#### Requirements:
Transcribe every entry word for word, but skip the images.

Entries from a visual dataset:
• • •
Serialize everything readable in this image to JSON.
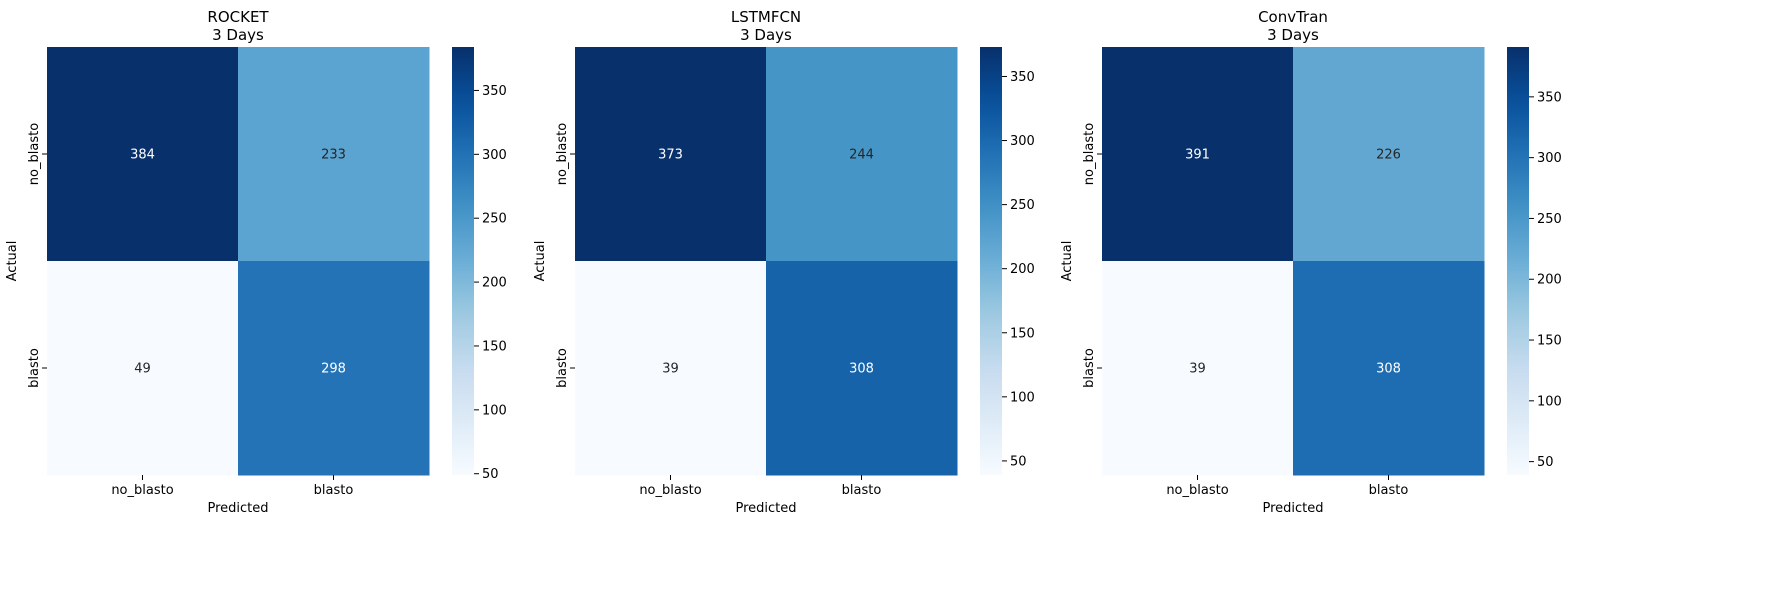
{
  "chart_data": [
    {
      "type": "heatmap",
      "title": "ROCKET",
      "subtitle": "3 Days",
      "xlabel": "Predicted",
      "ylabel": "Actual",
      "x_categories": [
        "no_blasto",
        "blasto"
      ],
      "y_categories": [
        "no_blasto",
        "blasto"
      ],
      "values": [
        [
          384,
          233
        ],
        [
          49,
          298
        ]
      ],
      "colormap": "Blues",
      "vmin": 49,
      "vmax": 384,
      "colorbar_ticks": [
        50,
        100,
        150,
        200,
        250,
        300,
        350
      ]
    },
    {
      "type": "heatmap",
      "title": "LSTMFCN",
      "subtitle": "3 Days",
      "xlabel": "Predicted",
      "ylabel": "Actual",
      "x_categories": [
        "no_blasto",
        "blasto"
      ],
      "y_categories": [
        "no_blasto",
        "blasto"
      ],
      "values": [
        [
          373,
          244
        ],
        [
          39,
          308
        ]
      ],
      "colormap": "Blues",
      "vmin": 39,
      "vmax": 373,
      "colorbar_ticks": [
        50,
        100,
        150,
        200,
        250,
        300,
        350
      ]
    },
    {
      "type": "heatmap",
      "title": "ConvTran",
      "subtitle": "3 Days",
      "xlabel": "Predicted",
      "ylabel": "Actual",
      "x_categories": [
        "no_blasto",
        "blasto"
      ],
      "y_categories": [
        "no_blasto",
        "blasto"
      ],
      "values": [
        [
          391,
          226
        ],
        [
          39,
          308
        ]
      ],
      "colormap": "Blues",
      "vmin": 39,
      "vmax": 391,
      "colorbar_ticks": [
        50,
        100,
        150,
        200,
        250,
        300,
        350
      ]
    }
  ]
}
• • •
#### Solution to this problem:
Serialize everything readable in this image to JSON.
{
  "chart_data": [
    {
      "type": "heatmap",
      "title": "ROCKET",
      "subtitle": "3 Days",
      "xlabel": "Predicted",
      "ylabel": "Actual",
      "x_categories": [
        "no_blasto",
        "blasto"
      ],
      "y_categories": [
        "no_blasto",
        "blasto"
      ],
      "values": [
        [
          384,
          233
        ],
        [
          49,
          298
        ]
      ],
      "colormap": "Blues",
      "vmin": 49,
      "vmax": 384,
      "colorbar_ticks": [
        50,
        100,
        150,
        200,
        250,
        300,
        350
      ]
    },
    {
      "type": "heatmap",
      "title": "LSTMFCN",
      "subtitle": "3 Days",
      "xlabel": "Predicted",
      "ylabel": "Actual",
      "x_categories": [
        "no_blasto",
        "blasto"
      ],
      "y_categories": [
        "no_blasto",
        "blasto"
      ],
      "values": [
        [
          373,
          244
        ],
        [
          39,
          308
        ]
      ],
      "colormap": "Blues",
      "vmin": 39,
      "vmax": 373,
      "colorbar_ticks": [
        50,
        100,
        150,
        200,
        250,
        300,
        350
      ]
    },
    {
      "type": "heatmap",
      "title": "ConvTran",
      "subtitle": "3 Days",
      "xlabel": "Predicted",
      "ylabel": "Actual",
      "x_categories": [
        "no_blasto",
        "blasto"
      ],
      "y_categories": [
        "no_blasto",
        "blasto"
      ],
      "values": [
        [
          391,
          226
        ],
        [
          39,
          308
        ]
      ],
      "colormap": "Blues",
      "vmin": 39,
      "vmax": 391,
      "colorbar_ticks": [
        50,
        100,
        150,
        200,
        250,
        300,
        350
      ]
    }
  ]
}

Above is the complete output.